PROMPT 1. In the records, begin at the line that has "List UI elements" and stop after the line that has "checkmark-icon: ✓ xyxy=(1125,316,1134,327)". Write those lines out again with "item-price" changed to "price-label" and everything else left the same.

____

# 'Bright' idea, no time to do it right now. Anyone?



## Skye (Dec 24, 2008)

Ok, here's my idea. I think it would be a great little desk item, I really wanted to do it before I let the cat out of the bag but I know it'll be a month till I get the time to do it myself. So, maybe someone else can get it done.

The idea is a small, thin walled, tagua (because it's so natural looking) box, push button finial. The finial will slide (no glue) loosely into the top which will have a long drilled guide hole.

The finial extends inside the box and hits a microswitch. The microswitch is attached to a battery and a bright white LED. There will need to be a small retainer (like a washer made from wood) that will get glued to the finial. That way you can lift the finial without it coming out, letting the top pop off like it's supposed to.

Here's a pic of my box, then a drawing showing what I'm thinking about:


----------



## GoodTurns (Dec 24, 2008)

Methinks Skye's spending too much time thinking about his nuts! :wink:


----------



## Skye (Dec 24, 2008)

GoodTurns said:


> Methinks *everyone* is spending too much time thinking about Skye's nuts! :wink:



^ Fixed. lol

If this idea catches on, nobody will be able to get my nuts out of their minds. I think they would be a neat show piece, maybe set up a little box for them so they glow at shows. I just need to learn what kind of LED/battery/switch combo to use.

____

PROMPT 2.
Answer these questions from the forum thread:
(a) What material does Skye want the box made of?
(b) Inside the box, what does the finial hit?
(c) What does Skye say he still needs to learn?

RECORDS TO USE.
____

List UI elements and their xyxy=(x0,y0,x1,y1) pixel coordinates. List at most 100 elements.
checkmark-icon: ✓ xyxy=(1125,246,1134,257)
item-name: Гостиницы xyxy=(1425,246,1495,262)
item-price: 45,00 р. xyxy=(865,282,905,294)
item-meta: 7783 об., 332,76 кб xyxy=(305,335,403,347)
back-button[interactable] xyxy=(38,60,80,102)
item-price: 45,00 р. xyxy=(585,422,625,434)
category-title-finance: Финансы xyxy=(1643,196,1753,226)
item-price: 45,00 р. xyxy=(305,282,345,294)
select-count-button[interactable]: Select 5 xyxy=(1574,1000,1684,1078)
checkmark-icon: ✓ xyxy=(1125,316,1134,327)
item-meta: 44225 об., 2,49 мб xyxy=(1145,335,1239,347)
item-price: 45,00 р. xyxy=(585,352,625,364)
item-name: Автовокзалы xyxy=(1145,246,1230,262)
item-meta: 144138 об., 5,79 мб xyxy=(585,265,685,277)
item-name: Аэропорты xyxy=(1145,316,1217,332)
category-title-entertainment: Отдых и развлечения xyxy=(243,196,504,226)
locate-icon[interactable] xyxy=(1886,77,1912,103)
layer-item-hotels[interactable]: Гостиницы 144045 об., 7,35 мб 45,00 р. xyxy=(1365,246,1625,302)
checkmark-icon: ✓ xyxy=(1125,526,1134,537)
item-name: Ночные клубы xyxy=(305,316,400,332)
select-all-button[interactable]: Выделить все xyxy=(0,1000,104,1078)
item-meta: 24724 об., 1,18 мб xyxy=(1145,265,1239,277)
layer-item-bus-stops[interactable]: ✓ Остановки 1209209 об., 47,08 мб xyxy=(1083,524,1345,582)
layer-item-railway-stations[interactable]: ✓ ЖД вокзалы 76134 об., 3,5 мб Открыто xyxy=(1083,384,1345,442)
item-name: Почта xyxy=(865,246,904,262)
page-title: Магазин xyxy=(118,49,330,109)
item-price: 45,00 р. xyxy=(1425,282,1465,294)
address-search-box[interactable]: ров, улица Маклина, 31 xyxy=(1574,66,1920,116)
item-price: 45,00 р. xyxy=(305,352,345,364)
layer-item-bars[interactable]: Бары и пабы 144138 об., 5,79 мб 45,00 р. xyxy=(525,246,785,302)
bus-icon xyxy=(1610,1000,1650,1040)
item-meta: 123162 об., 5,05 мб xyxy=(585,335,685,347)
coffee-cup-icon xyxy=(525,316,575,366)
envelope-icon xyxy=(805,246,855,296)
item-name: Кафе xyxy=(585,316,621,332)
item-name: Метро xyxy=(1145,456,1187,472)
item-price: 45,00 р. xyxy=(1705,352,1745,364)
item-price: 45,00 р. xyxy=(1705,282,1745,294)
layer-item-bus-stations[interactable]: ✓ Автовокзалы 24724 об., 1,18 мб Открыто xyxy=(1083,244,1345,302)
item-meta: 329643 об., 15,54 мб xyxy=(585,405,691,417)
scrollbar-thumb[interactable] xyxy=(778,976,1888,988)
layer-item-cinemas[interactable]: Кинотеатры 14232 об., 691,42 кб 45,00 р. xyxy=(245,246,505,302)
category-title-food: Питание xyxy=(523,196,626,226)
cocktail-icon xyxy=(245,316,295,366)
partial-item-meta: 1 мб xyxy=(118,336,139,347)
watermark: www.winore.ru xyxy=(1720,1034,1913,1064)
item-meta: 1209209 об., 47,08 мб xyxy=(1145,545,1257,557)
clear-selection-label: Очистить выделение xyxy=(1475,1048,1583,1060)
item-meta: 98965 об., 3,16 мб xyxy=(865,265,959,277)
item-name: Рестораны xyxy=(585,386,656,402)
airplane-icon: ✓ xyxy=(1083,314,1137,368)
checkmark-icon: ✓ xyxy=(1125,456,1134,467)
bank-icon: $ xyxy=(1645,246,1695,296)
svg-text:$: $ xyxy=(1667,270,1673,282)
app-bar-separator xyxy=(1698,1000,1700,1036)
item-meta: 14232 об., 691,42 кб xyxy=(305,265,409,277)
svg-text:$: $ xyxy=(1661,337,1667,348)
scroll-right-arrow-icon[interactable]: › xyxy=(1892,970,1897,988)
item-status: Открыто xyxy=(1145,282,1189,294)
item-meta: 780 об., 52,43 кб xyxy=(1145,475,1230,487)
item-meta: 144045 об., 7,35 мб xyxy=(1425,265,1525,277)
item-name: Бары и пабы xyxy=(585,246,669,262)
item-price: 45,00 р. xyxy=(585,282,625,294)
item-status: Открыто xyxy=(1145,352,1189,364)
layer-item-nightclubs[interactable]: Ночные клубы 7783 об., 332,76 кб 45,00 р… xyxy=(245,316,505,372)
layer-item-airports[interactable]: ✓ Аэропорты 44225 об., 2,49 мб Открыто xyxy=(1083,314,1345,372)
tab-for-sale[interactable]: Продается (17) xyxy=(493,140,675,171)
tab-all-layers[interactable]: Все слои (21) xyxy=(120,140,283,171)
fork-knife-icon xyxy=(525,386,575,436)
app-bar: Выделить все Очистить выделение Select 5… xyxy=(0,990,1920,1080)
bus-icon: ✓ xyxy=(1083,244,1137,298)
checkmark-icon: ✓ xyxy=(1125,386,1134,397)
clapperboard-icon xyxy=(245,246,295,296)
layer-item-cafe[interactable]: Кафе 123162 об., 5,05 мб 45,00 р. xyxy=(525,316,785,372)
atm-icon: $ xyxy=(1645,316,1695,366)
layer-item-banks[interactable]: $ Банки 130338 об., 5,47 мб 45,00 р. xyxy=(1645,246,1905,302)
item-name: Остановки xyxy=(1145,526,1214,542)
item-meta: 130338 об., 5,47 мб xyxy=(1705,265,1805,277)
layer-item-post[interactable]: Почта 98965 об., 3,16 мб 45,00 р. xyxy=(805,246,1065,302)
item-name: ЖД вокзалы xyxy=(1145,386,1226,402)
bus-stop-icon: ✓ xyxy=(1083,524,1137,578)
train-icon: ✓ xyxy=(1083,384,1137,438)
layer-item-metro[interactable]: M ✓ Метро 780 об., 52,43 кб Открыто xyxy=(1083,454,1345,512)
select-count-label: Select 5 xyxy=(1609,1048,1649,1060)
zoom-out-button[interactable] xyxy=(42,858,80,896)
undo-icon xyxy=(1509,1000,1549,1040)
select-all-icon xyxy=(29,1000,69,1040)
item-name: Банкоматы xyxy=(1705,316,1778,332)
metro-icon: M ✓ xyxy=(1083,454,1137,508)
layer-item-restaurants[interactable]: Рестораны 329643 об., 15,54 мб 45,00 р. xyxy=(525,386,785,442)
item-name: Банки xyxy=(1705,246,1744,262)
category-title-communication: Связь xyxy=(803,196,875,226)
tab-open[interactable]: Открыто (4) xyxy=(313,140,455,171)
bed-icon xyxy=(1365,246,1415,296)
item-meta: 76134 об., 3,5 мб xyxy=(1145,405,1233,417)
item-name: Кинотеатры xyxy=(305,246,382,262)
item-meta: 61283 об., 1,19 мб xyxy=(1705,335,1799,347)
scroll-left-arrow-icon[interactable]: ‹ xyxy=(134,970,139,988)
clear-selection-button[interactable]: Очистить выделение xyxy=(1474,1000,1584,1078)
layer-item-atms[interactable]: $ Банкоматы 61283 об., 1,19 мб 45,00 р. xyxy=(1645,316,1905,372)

____

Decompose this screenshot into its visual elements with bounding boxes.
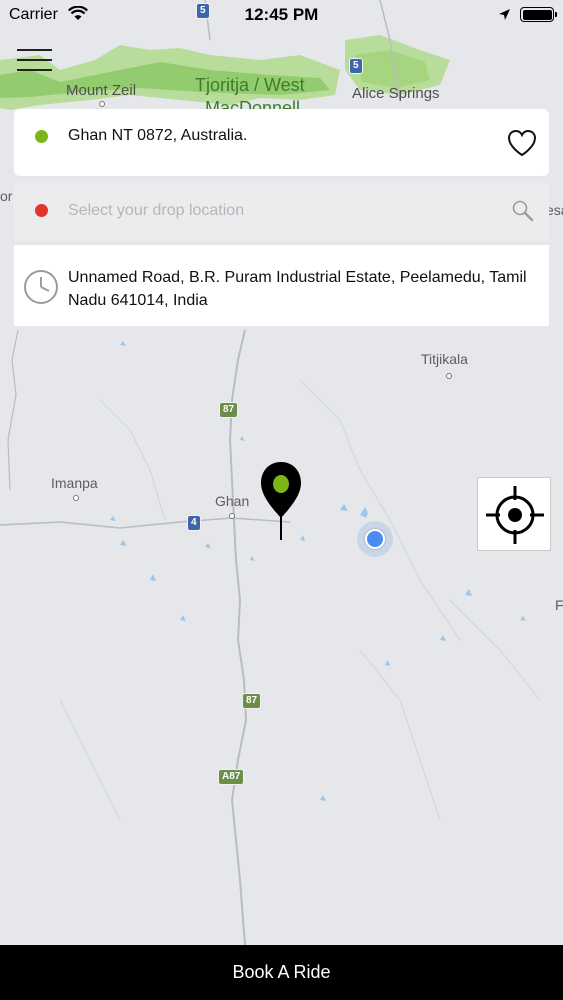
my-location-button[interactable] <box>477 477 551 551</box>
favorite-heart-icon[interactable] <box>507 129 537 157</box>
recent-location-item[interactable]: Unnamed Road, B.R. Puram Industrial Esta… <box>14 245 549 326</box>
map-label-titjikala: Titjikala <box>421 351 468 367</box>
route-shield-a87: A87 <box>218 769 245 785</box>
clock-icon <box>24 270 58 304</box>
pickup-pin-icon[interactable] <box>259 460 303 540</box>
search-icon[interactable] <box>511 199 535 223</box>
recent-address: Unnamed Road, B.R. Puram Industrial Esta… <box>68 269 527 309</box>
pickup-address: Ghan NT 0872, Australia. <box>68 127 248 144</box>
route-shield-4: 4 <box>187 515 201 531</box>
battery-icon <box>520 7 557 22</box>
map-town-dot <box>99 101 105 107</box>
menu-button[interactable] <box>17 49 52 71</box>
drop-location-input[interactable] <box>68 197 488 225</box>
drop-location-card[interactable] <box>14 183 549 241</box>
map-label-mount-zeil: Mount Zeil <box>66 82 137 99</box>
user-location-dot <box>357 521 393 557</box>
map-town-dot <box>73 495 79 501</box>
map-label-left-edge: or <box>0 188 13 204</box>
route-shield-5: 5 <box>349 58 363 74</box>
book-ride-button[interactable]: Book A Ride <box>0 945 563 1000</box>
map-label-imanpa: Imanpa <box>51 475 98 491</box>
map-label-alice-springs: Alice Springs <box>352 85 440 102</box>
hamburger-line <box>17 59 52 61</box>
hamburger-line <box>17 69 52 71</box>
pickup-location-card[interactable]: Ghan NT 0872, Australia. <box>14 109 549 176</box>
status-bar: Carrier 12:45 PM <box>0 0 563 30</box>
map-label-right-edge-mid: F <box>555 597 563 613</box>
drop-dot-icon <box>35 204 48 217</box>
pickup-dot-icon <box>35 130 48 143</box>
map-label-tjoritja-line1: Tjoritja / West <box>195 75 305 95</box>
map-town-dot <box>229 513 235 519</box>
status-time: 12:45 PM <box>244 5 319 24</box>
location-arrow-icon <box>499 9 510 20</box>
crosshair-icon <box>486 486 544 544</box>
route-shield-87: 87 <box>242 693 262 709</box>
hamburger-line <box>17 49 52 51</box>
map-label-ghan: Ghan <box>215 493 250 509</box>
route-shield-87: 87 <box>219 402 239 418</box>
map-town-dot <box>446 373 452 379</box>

____

CORRECT ANSWER 1.
List UI elements and their xyxy=(x0,y0,x1,y1) pixel coordinates. List at most 100 elements.
checkmark-icon: ✓ xyxy=(1125,246,1134,257)
item-name: Гостиницы xyxy=(1425,246,1495,262)
price-label: 45,00 р. xyxy=(865,282,905,294)
item-meta: 7783 об., 332,76 кб xyxy=(305,335,403,347)
back-button[interactable] xyxy=(38,60,80,102)
price-label: 45,00 р. xyxy=(585,422,625,434)
category-title-finance: Финансы xyxy=(1643,196,1753,226)
price-label: 45,00 р. xyxy=(305,282,345,294)
select-count-button[interactable]: Select 5 xyxy=(1574,1000,1684,1078)
checkmark-icon: ✓ xyxy=(1125,316,1134,327)

CORRECT ANSWER 2.
(a) Tagua.
(b) A microswitch.
(c) What kind of LED/battery/switch combo to use.